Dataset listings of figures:
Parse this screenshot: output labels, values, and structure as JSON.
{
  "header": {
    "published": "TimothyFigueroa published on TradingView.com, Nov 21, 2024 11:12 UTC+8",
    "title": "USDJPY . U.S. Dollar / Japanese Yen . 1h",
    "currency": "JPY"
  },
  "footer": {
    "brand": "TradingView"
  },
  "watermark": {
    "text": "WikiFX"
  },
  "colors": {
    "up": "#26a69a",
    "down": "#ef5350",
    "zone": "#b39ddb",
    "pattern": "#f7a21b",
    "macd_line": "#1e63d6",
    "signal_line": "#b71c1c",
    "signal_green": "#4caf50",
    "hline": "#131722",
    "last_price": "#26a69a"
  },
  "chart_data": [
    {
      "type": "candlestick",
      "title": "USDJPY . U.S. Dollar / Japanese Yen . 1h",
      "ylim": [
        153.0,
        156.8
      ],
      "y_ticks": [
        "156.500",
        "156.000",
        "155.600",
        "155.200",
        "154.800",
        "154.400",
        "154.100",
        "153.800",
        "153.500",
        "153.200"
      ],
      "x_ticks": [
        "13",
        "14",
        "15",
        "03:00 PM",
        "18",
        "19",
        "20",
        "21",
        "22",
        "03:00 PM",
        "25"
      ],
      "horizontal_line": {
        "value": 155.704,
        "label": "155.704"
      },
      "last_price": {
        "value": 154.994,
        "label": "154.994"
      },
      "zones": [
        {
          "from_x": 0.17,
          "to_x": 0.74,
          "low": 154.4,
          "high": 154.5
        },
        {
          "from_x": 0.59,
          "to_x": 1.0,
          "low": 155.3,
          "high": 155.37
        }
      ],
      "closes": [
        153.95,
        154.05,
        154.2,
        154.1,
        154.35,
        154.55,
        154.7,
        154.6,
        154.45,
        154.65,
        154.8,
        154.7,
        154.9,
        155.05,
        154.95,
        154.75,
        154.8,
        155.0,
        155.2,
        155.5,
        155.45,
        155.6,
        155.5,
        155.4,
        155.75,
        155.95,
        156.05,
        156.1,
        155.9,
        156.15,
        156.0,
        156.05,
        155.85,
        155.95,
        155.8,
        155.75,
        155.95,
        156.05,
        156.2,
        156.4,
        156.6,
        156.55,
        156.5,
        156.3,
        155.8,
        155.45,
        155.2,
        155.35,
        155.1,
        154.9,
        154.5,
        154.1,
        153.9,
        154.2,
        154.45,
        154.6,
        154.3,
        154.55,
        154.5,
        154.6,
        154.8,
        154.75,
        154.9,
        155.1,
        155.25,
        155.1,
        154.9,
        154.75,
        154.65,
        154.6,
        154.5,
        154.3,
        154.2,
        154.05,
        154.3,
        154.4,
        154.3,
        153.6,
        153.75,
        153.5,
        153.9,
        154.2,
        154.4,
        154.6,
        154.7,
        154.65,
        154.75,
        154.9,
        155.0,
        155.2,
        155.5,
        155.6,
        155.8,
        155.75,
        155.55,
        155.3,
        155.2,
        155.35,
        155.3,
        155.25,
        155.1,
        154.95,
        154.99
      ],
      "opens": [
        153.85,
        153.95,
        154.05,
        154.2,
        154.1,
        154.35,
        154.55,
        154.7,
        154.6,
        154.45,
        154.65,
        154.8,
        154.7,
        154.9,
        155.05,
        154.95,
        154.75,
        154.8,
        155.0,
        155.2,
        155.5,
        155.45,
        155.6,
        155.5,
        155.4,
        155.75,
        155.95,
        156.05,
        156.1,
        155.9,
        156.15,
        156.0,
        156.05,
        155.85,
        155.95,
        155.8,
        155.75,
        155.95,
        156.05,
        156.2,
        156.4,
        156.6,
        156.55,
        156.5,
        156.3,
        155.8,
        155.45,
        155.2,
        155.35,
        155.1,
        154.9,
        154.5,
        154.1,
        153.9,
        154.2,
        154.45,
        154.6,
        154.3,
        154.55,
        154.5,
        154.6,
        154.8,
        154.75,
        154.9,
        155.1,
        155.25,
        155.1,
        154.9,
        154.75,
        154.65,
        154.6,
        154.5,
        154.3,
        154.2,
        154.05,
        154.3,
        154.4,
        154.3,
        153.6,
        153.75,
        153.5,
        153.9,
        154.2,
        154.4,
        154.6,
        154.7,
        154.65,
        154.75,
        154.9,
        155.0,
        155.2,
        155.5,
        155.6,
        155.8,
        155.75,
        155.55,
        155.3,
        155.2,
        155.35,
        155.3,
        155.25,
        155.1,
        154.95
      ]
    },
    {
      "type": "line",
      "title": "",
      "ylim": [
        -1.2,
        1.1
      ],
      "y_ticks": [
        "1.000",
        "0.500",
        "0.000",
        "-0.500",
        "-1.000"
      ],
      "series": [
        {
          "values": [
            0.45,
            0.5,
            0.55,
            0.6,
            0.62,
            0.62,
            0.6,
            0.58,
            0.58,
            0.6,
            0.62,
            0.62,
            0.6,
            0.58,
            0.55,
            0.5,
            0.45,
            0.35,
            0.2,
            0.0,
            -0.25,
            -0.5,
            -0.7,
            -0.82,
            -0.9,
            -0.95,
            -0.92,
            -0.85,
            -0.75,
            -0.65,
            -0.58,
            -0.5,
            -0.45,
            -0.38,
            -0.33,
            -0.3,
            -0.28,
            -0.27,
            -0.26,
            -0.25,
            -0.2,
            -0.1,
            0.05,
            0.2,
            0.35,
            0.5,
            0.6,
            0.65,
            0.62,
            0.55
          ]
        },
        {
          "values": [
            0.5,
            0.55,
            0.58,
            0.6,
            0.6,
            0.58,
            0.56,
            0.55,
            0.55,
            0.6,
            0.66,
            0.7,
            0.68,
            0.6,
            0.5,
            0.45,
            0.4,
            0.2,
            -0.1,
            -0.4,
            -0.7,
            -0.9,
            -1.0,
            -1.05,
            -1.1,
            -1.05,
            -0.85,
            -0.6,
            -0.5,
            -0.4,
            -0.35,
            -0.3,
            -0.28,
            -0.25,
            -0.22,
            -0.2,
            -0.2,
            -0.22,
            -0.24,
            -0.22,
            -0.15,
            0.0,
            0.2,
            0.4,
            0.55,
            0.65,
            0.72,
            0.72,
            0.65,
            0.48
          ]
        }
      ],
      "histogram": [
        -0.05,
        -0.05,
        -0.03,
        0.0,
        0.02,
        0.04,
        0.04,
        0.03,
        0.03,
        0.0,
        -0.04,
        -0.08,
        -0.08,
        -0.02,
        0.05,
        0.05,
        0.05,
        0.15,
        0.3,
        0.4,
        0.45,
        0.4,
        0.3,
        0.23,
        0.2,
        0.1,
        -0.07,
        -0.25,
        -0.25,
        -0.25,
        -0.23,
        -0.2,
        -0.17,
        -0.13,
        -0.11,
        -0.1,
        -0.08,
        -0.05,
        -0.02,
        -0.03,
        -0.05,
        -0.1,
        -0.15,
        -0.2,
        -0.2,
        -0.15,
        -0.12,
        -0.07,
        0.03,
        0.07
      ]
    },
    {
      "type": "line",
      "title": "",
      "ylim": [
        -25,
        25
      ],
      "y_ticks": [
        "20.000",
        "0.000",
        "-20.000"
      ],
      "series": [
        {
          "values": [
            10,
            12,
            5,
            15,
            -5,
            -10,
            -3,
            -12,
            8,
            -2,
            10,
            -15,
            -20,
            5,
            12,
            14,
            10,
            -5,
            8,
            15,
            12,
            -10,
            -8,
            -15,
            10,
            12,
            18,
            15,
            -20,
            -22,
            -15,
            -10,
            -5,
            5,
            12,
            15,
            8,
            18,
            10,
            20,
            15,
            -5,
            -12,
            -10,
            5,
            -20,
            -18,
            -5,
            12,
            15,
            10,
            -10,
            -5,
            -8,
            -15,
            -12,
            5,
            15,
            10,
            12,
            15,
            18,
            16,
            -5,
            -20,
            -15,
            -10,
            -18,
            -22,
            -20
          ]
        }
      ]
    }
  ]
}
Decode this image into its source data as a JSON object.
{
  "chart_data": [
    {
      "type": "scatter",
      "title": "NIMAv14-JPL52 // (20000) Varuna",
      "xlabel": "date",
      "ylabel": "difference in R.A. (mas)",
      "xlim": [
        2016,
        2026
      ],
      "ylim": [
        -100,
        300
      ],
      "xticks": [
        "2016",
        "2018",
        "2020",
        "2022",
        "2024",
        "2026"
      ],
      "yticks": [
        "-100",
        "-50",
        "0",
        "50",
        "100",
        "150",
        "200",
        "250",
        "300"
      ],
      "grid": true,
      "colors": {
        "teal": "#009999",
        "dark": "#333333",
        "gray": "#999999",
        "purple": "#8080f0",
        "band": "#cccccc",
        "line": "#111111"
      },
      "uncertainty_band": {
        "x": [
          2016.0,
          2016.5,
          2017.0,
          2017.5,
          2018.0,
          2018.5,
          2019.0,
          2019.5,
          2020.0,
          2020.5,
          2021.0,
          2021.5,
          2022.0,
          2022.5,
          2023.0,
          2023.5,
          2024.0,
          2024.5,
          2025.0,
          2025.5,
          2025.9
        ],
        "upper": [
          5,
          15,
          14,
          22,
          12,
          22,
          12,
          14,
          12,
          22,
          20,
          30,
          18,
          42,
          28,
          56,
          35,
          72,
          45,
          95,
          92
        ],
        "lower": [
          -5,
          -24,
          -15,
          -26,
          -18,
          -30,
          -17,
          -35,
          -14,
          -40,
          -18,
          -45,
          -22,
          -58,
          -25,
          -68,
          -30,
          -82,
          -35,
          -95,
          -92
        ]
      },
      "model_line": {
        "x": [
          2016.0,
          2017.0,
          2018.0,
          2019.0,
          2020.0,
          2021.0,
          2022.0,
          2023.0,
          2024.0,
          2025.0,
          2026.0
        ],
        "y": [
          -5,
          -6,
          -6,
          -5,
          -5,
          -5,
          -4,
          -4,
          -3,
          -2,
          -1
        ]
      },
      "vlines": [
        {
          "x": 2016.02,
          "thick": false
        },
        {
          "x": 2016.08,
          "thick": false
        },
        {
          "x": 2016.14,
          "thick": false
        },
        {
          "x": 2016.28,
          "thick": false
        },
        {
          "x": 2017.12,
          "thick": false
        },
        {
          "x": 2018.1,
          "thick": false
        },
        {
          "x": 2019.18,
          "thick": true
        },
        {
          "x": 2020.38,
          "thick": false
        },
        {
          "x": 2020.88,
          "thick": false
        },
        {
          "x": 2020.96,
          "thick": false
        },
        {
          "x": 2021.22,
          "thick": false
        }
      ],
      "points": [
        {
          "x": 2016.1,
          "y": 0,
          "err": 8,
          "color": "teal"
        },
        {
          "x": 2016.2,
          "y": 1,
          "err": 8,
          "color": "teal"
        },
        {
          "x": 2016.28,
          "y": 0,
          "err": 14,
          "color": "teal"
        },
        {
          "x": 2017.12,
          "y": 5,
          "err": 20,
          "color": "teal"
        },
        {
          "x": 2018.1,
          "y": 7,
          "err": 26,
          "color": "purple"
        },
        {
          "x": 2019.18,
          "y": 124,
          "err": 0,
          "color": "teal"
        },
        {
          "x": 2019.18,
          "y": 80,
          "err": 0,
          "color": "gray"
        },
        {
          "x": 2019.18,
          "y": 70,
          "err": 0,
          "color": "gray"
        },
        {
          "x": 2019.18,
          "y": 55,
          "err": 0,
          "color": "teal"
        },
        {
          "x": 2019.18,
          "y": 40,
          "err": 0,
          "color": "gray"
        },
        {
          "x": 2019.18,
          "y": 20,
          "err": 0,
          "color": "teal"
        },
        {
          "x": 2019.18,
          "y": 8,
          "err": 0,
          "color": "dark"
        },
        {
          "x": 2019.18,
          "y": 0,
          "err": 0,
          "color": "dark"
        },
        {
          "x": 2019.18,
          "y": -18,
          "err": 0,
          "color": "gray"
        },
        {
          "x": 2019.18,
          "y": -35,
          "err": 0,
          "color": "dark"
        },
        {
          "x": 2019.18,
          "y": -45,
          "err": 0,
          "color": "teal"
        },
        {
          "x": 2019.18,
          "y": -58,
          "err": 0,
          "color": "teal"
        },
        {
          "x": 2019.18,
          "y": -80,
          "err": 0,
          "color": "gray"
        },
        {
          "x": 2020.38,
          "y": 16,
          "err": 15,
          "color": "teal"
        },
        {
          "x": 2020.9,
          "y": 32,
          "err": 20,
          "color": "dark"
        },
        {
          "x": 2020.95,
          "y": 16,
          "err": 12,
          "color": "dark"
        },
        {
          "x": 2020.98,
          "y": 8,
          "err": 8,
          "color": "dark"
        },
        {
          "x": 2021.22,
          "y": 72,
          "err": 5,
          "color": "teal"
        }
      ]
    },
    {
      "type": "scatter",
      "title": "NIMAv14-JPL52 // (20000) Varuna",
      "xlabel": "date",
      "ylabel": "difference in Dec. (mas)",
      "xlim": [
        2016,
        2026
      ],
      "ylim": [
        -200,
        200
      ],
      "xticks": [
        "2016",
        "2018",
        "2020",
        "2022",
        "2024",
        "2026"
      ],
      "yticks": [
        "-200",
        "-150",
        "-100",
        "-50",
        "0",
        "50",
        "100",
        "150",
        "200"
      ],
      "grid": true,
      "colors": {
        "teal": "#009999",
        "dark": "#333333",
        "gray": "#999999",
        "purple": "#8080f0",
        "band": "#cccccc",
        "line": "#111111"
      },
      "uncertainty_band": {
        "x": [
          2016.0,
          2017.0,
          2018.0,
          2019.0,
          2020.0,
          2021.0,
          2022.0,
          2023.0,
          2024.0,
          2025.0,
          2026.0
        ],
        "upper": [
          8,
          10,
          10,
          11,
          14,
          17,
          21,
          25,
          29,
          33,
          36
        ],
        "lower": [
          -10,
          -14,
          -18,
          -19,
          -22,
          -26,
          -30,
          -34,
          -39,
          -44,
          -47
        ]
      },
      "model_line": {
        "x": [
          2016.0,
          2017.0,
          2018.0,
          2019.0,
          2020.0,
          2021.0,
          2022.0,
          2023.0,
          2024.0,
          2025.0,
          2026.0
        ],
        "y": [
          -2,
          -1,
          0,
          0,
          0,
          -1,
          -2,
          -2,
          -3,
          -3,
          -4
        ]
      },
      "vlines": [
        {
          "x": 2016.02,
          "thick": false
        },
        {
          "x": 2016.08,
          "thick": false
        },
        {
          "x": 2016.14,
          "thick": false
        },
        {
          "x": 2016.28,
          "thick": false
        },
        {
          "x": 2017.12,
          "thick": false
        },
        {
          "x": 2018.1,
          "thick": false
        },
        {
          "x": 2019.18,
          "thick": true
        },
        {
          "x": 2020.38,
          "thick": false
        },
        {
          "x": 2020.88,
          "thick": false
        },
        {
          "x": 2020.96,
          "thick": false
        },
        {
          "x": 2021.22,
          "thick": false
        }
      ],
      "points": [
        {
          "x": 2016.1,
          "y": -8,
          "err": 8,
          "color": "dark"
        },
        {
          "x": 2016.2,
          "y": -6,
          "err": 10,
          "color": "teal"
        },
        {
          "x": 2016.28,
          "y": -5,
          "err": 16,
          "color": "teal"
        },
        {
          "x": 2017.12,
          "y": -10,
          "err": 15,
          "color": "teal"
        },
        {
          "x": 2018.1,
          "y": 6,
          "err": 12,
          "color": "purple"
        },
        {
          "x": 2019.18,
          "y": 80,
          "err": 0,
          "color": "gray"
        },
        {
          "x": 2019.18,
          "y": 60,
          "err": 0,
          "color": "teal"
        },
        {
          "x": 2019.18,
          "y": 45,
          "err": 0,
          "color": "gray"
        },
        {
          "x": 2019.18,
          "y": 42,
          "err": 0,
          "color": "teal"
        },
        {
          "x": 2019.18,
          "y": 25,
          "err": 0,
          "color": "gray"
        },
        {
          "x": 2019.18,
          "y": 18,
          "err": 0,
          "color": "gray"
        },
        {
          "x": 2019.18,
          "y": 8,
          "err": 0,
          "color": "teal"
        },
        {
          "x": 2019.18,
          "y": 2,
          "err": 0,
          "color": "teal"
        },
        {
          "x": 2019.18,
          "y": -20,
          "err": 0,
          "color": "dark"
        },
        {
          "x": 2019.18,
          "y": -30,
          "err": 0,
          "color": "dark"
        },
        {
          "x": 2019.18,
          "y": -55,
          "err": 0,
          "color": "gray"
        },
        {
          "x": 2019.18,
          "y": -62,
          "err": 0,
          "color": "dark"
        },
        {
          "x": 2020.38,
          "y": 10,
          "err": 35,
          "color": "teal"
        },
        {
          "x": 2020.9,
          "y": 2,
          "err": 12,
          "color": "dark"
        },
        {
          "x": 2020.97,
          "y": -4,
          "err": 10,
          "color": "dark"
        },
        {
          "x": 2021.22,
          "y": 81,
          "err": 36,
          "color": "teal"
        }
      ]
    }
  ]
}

Objective: Identify and extract each line of the listing that contains "Dollar".

Result of the exercise:
    "title": "USDJPY . U.S. Dollar / Japanese Yen . 1h",
      "title": "USDJPY . U.S. Dollar / Japanese Yen . 1h",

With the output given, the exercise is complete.